--- START OF Raw records ---

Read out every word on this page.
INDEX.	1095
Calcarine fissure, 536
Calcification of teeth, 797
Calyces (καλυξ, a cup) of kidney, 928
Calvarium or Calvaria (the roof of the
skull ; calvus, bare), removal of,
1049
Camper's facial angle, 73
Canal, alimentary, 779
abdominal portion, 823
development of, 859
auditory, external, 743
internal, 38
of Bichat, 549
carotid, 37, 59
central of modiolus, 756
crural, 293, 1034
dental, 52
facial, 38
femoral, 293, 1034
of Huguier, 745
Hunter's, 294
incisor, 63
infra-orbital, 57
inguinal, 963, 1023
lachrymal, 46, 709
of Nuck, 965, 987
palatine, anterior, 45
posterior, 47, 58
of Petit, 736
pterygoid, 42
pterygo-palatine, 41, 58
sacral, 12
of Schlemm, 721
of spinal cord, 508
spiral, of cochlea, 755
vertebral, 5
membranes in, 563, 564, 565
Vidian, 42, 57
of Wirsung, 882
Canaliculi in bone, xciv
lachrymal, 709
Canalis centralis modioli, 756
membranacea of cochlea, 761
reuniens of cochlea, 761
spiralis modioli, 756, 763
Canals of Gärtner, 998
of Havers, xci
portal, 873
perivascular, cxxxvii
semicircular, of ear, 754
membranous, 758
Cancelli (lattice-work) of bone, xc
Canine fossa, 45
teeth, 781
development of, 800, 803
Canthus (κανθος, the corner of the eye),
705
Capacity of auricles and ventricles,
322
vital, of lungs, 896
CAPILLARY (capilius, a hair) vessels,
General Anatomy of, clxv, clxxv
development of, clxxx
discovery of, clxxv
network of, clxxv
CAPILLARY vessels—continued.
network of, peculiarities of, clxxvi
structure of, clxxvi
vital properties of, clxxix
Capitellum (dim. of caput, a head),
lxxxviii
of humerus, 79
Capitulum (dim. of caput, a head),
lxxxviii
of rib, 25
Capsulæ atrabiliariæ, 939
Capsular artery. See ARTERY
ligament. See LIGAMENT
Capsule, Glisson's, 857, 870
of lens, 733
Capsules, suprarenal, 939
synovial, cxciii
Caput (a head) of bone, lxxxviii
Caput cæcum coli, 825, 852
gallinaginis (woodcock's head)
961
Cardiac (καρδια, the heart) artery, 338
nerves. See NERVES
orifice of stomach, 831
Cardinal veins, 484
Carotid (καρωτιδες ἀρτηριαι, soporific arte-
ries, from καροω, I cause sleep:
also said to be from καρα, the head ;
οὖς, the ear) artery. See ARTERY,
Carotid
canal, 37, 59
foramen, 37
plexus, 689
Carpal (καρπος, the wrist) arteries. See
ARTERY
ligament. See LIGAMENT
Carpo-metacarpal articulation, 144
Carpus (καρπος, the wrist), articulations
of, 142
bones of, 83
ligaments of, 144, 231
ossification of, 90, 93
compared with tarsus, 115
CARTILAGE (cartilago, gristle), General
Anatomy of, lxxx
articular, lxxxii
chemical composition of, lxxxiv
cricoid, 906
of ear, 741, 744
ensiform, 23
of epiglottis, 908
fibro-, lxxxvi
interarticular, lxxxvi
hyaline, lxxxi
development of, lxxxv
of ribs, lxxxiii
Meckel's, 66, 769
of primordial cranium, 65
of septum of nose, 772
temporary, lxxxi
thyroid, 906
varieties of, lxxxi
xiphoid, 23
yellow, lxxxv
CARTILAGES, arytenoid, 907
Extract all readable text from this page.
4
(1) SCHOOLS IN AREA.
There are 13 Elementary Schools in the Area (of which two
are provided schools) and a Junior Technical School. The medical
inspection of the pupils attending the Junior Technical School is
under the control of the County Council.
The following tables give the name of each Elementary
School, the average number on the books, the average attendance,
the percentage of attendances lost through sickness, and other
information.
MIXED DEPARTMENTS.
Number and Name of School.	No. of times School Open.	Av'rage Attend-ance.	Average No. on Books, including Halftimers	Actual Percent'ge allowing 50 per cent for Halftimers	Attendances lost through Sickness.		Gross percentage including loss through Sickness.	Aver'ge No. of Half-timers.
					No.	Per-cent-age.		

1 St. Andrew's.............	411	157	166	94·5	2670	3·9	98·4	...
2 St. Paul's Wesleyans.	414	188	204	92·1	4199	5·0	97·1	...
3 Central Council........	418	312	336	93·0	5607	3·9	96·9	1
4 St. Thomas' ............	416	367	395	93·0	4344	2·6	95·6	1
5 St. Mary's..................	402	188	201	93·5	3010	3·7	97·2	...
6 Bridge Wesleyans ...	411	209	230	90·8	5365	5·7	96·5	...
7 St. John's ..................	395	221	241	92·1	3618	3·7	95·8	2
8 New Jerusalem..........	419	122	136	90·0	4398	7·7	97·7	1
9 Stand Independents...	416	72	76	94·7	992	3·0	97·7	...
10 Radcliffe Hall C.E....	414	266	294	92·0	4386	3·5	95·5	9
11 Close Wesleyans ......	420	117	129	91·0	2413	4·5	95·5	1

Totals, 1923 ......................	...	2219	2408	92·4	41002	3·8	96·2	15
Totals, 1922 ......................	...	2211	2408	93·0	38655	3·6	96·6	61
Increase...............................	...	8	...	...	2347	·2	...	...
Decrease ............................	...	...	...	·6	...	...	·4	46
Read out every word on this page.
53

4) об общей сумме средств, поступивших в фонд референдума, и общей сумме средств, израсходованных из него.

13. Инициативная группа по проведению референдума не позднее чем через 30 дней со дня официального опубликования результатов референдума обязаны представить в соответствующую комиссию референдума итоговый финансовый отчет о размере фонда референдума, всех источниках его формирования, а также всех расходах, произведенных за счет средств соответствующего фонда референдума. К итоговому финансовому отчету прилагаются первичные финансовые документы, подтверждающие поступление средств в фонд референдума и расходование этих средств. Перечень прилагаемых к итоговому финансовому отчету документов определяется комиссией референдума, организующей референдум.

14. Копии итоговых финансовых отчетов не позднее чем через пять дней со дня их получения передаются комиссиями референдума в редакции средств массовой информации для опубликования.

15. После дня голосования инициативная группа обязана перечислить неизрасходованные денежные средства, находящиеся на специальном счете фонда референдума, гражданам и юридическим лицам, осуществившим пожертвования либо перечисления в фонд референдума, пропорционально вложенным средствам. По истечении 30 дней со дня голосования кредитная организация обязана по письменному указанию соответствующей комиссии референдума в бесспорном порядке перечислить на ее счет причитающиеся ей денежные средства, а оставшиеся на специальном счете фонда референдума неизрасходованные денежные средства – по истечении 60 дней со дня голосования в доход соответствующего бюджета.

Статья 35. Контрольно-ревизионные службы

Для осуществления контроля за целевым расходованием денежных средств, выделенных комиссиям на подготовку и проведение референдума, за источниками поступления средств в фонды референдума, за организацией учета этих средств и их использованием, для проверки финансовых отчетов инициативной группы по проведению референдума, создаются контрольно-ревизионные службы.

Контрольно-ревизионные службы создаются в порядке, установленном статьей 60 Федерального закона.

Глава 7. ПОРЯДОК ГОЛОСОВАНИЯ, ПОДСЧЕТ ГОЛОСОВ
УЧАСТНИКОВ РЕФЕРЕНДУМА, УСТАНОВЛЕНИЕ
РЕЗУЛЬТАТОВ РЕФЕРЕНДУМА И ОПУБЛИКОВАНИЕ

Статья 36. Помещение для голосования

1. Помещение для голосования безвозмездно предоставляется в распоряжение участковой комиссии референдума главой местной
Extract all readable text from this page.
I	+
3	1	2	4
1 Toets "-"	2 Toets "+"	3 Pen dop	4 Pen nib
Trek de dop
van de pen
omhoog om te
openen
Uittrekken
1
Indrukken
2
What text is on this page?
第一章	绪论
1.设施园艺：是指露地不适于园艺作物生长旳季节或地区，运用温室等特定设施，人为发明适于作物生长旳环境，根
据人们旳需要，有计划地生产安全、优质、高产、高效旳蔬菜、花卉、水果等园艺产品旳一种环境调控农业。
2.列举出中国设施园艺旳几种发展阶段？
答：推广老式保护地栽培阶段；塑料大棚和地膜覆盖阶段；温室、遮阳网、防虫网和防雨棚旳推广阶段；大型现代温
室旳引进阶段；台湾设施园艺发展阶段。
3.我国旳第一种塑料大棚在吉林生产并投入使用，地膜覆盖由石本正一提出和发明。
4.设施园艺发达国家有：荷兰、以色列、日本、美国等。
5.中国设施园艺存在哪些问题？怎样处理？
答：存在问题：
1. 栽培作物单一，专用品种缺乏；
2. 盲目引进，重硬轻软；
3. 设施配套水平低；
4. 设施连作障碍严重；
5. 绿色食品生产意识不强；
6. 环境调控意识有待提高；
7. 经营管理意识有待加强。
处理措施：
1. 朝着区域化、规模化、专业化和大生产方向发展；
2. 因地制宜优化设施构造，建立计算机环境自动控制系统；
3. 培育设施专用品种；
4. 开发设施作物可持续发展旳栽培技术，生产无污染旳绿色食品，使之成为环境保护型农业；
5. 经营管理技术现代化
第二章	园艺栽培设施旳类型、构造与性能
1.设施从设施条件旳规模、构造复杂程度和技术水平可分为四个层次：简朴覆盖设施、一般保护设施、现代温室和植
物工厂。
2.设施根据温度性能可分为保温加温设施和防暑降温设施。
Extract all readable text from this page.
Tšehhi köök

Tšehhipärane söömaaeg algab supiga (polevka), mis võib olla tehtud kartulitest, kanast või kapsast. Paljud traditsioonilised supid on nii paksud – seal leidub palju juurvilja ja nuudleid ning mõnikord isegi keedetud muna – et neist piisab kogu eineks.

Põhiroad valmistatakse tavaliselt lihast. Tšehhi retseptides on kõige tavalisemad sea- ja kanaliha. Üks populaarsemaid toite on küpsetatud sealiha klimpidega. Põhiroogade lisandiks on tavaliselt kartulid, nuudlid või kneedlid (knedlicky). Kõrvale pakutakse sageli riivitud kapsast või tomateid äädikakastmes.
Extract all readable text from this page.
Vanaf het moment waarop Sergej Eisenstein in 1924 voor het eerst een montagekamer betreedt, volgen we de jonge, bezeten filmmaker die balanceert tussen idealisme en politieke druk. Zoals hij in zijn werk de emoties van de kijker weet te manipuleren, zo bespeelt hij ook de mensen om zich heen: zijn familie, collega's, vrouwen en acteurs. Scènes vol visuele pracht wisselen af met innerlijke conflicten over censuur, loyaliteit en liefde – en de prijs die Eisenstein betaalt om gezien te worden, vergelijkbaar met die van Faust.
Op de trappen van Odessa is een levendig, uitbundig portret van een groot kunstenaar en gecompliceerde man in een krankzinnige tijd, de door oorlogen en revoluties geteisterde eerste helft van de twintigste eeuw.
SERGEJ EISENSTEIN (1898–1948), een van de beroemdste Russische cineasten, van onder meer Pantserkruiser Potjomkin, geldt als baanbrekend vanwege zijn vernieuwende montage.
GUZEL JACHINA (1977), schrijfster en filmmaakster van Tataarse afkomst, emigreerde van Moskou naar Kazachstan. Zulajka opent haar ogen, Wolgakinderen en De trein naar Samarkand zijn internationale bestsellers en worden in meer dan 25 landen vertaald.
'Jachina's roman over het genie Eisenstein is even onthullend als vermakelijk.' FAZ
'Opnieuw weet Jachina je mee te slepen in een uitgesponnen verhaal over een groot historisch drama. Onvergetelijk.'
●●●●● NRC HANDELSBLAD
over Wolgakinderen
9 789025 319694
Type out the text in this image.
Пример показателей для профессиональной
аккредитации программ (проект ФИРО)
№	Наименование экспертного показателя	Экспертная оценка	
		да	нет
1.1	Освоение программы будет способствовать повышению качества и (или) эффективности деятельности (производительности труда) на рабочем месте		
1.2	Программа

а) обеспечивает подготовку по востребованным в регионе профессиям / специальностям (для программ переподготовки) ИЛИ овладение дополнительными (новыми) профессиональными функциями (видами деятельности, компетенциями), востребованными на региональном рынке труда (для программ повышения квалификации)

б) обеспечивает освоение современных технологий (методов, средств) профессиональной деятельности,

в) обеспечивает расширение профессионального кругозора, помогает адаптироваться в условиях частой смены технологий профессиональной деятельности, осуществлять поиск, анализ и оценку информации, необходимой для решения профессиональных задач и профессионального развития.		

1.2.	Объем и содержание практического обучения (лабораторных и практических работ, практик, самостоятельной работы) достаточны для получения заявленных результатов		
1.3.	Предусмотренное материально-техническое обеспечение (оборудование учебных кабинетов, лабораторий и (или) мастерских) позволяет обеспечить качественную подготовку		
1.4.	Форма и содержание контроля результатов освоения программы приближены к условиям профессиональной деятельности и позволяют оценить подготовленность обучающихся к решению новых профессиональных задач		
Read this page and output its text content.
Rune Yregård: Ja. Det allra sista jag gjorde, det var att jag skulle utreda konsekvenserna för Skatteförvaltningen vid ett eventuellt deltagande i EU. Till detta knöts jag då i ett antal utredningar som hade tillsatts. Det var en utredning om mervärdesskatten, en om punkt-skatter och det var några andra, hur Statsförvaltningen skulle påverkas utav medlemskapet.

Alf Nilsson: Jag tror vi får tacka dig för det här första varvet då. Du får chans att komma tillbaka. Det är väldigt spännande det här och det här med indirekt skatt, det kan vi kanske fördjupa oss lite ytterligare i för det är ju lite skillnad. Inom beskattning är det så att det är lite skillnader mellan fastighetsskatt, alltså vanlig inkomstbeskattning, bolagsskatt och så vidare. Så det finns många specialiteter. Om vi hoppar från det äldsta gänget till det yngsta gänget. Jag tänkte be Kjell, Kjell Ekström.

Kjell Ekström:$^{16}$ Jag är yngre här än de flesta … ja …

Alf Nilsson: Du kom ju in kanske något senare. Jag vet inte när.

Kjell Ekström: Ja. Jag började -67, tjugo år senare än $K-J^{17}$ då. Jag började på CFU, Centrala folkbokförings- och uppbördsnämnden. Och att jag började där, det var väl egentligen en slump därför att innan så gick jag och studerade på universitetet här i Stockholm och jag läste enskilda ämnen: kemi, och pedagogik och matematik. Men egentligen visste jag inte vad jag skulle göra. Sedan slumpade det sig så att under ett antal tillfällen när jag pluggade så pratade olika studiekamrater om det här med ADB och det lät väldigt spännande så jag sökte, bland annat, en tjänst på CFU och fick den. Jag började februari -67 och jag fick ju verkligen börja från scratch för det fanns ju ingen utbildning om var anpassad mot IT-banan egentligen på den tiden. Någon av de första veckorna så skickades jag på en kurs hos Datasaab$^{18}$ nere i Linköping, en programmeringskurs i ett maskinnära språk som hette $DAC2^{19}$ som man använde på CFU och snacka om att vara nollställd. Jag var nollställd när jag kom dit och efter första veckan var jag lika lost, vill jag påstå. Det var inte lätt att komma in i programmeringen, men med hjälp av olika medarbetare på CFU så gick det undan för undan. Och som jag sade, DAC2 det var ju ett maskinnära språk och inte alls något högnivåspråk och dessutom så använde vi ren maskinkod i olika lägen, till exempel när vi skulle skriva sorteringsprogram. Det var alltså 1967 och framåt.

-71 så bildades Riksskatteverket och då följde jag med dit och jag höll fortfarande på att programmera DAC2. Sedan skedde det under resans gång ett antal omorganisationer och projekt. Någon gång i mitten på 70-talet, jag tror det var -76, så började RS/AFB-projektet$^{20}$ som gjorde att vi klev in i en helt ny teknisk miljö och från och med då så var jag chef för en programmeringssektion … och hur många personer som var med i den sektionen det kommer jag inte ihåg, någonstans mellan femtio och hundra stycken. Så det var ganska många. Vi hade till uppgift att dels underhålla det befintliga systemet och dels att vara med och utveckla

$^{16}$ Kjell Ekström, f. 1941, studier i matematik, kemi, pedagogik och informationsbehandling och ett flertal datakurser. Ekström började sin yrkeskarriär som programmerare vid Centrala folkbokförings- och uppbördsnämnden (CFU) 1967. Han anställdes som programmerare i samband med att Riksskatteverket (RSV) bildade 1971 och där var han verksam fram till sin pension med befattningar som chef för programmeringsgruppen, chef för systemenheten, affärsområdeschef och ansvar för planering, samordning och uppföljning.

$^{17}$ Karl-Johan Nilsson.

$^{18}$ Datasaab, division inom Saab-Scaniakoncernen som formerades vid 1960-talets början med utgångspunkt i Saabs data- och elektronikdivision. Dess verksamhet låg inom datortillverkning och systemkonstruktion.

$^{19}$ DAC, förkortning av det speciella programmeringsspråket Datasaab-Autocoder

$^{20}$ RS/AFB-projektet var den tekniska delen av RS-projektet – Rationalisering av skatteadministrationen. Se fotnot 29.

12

--- END OF Raw records ---

» **Given request**:
Identify each line containing the string "профессиональной" and copy it out.

» **In response**:
Пример показателей для профессиональной
б) обеспечивает освоение современных технологий (методов, средств) профессиональной деятельности,
в) обеспечивает расширение профессионального кругозора, помогает адаптироваться в условиях частой смены технологий профессиональной деятельности, осуществлять поиск, анализ и оценку информации, необходимой для решения профессиональных задач и профессионального развития.		
1.4.	Форма и содержание контроля результатов освоения программы приближены к условиям профессиональной деятельности и позволяют оценить подготовленность обучающихся к решению новых профессиональных задач		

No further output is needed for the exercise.